*DATA FOR THIS TASK:*
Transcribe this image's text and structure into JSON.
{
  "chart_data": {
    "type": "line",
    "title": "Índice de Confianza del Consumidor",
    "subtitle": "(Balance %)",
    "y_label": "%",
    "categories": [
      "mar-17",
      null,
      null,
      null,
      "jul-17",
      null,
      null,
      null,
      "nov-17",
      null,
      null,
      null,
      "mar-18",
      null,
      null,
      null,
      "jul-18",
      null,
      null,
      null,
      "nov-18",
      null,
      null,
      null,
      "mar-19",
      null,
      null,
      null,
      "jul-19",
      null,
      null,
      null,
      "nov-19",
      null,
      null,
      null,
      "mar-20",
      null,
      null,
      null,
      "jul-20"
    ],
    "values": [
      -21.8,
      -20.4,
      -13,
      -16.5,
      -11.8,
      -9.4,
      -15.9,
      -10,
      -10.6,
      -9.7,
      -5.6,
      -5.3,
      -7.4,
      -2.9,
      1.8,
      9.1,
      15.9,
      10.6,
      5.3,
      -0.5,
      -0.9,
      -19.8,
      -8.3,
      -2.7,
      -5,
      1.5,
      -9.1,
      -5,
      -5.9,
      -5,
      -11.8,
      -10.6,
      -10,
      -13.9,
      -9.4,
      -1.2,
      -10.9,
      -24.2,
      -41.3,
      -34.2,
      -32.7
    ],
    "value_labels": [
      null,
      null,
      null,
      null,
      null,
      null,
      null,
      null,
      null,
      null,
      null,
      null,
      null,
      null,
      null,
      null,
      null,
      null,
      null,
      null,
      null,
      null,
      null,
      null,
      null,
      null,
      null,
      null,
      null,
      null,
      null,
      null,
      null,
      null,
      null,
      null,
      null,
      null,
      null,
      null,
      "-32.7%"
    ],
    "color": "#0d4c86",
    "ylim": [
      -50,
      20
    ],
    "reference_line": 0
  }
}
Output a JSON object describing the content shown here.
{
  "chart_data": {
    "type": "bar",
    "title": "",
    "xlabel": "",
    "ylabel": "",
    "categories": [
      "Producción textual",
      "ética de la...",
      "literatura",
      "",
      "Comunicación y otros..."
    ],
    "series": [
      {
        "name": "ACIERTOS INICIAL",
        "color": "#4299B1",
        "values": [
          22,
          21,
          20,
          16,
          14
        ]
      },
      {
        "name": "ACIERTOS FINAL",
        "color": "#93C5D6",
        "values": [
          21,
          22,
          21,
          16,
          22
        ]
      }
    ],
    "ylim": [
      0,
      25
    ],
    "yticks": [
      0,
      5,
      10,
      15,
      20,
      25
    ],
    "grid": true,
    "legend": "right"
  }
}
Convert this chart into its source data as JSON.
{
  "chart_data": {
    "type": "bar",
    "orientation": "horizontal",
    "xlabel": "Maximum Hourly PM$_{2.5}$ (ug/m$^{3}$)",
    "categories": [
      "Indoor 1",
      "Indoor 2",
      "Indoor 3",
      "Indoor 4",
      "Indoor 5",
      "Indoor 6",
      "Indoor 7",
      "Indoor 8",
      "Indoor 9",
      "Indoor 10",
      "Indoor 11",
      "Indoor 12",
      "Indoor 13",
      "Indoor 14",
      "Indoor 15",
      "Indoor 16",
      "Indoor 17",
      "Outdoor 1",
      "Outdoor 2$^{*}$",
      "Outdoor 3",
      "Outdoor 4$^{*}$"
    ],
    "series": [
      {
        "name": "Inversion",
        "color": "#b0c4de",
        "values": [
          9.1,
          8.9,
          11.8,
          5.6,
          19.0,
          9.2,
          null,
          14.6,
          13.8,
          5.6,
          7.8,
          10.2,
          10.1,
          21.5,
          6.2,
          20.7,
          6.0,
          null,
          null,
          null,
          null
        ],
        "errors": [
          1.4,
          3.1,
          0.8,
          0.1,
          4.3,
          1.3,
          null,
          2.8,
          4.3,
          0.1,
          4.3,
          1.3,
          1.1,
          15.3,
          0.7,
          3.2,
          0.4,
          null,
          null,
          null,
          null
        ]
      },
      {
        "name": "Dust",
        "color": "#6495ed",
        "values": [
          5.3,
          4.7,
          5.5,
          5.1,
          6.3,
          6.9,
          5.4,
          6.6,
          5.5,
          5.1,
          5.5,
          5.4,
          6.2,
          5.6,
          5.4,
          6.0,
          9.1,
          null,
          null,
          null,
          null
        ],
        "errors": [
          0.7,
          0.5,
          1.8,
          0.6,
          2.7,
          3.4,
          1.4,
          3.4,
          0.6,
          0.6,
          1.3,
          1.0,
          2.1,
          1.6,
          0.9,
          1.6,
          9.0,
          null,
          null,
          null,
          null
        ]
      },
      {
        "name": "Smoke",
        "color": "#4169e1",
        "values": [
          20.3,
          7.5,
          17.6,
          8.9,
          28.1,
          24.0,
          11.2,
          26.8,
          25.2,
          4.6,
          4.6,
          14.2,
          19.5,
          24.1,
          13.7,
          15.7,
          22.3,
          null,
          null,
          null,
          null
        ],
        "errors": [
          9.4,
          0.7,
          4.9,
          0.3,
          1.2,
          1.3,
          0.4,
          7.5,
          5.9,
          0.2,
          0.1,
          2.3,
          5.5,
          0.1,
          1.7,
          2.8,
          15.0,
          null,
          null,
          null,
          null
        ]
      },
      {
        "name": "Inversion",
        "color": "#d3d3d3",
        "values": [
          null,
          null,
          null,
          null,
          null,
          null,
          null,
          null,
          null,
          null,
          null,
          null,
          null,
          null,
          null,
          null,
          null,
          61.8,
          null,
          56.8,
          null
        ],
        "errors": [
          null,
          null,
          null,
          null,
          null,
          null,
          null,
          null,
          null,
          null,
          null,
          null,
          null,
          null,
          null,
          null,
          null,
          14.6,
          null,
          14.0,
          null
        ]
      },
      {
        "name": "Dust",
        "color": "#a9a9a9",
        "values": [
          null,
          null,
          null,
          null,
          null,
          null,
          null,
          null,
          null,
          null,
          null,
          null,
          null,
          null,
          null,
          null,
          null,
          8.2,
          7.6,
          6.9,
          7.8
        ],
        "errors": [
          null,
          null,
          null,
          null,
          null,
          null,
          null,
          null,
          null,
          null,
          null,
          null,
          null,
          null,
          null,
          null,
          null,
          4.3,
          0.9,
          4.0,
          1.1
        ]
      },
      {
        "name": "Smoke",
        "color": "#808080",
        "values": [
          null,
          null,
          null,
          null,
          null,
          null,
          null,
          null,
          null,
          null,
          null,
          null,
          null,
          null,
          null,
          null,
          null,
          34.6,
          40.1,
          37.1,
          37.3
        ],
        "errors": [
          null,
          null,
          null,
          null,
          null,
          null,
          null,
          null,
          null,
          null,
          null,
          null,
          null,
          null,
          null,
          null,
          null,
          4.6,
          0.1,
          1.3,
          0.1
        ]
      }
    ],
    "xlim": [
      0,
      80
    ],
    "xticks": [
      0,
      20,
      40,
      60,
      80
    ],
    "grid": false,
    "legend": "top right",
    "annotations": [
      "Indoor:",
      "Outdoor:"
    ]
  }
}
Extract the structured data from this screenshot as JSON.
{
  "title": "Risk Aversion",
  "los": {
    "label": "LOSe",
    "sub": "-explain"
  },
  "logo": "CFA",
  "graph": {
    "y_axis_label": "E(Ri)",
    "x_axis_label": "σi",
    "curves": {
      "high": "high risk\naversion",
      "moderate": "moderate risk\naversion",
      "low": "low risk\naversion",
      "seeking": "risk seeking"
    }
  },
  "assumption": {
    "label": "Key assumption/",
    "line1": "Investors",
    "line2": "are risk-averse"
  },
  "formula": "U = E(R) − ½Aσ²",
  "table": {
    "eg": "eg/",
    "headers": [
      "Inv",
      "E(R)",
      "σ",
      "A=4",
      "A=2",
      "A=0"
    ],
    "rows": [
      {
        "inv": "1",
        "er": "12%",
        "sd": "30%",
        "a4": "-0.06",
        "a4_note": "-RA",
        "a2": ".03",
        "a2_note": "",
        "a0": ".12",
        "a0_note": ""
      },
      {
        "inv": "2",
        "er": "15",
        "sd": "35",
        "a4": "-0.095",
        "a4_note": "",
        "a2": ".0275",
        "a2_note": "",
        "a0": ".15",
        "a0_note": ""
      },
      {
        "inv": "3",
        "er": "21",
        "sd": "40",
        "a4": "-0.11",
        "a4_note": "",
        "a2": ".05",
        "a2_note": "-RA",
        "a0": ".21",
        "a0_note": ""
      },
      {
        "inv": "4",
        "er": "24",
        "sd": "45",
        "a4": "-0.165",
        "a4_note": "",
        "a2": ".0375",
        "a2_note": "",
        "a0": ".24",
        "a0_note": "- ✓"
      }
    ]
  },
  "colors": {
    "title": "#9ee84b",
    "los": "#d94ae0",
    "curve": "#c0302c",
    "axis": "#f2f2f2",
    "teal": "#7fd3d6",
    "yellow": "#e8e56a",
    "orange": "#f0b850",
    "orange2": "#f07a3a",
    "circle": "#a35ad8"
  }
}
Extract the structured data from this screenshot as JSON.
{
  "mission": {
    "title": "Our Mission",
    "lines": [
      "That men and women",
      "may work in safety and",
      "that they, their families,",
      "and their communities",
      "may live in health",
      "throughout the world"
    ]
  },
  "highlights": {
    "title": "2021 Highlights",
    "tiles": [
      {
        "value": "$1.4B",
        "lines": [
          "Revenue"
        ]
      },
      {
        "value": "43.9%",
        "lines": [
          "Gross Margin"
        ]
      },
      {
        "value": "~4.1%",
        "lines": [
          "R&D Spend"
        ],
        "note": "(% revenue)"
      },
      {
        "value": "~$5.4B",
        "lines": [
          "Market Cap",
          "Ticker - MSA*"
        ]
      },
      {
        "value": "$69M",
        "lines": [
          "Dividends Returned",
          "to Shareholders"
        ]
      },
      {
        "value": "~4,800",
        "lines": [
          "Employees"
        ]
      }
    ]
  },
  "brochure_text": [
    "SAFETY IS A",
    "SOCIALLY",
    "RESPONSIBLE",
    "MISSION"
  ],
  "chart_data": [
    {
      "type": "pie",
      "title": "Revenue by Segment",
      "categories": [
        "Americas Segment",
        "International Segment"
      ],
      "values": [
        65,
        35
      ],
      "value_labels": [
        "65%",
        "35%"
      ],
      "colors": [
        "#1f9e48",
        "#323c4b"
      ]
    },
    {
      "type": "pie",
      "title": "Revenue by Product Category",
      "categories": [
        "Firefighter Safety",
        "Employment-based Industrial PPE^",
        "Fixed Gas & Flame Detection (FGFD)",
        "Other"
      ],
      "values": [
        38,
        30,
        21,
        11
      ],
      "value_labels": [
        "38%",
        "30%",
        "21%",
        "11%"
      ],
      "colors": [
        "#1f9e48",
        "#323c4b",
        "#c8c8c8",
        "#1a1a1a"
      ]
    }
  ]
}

*WORK REQUIRED:*
Check each line of the records above for "their", and copy those that have it.

*ANSWER BELOW:*
      "that they, their families,",
      "and their communities",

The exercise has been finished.